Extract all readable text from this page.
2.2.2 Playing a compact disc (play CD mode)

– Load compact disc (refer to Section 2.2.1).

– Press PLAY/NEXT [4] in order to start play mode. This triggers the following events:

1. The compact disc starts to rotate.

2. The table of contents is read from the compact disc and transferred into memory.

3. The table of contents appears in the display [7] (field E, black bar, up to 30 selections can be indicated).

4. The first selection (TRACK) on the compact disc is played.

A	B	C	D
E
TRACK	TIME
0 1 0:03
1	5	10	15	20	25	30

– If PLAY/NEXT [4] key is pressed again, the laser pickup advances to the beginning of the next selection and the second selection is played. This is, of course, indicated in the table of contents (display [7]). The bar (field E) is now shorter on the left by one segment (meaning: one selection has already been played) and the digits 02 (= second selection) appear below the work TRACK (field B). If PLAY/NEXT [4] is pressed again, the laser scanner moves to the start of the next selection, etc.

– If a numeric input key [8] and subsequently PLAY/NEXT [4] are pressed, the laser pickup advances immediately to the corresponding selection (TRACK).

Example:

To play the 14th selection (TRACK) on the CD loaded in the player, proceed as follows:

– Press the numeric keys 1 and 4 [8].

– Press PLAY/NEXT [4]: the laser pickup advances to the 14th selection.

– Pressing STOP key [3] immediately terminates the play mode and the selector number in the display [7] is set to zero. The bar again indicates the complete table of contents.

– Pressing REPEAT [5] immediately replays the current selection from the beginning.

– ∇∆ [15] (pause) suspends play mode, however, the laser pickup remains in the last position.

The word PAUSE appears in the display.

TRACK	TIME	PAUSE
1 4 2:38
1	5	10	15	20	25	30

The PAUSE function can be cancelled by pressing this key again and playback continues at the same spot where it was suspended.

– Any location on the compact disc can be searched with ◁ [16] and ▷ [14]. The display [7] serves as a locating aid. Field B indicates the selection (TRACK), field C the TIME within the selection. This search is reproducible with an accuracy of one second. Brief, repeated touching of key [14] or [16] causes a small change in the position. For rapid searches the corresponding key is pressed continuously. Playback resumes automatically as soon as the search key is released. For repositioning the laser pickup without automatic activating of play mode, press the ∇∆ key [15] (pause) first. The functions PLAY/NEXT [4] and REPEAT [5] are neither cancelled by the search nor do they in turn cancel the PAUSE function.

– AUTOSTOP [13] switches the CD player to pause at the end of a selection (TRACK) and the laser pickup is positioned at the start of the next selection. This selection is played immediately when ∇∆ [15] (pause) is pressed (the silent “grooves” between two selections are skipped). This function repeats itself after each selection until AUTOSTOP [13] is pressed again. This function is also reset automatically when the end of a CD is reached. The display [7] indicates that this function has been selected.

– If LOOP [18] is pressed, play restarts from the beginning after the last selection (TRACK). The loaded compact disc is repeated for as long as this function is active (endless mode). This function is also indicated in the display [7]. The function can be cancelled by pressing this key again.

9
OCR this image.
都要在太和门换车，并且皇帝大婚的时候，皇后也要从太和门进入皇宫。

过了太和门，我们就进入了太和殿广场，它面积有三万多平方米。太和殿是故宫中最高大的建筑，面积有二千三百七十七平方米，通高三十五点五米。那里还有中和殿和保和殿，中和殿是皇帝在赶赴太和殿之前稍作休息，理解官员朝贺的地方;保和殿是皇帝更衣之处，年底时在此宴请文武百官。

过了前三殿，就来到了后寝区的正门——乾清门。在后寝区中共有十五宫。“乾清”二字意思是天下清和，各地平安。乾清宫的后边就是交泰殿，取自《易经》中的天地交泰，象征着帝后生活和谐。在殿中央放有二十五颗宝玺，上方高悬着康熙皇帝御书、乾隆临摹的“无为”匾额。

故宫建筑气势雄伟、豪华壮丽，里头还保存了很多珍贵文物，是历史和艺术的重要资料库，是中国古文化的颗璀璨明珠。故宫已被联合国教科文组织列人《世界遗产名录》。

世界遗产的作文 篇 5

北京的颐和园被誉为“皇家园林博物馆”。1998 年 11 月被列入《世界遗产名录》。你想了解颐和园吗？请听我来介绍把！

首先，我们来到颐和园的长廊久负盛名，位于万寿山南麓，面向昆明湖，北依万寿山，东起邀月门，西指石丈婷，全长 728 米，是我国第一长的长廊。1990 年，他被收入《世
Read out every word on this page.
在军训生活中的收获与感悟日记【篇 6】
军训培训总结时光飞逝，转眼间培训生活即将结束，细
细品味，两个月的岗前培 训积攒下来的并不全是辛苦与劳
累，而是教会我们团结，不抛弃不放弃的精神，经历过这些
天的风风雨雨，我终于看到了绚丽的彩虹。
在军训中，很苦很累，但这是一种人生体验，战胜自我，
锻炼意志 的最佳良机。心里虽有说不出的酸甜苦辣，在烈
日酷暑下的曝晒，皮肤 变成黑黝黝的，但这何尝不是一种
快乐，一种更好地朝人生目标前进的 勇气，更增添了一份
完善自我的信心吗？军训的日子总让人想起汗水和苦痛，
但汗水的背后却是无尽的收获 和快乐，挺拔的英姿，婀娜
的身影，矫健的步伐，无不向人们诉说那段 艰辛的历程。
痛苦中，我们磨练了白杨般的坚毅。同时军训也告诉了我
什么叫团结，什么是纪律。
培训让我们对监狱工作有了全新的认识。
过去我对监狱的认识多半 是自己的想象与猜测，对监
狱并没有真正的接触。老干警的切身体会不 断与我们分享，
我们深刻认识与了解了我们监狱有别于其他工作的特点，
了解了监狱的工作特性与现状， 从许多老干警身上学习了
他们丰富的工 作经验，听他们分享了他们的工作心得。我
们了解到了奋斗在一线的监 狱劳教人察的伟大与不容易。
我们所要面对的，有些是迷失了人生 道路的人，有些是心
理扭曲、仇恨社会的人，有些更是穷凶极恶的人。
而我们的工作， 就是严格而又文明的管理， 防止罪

==*==

> **WORK TO DO**
Report each line in the data that holds the word "cancelled".

> **TASK RESULT**
The PAUSE function can be cancelled by pressing this key again and playback continues at the same spot where it was suspended.
– Any location on the compact disc can be searched with ◁ [16] and ▷ [14]. The display [7] serves as a locating aid. Field B indicates the selection (TRACK), field C the TIME within the selection. This search is reproducible with an accuracy of one second. Brief, repeated touching of key [14] or [16] causes a small change in the position. For rapid searches the corresponding key is pressed continuously. Playback resumes automatically as soon as the search key is released. For repositioning the laser pickup without automatic activating of play mode, press the ∇∆ key [15] (pause) first. The functions PLAY/NEXT [4] and REPEAT [5] are neither cancelled by the search nor do they in turn cancel the PAUSE function.
– If LOOP [18] is pressed, play restarts from the beginning after the last selection (TRACK). The loaded compact disc is repeated for as long as this function is active (endless mode). This function is also indicated in the display [7]. The function can be cancelled by pressing this key again.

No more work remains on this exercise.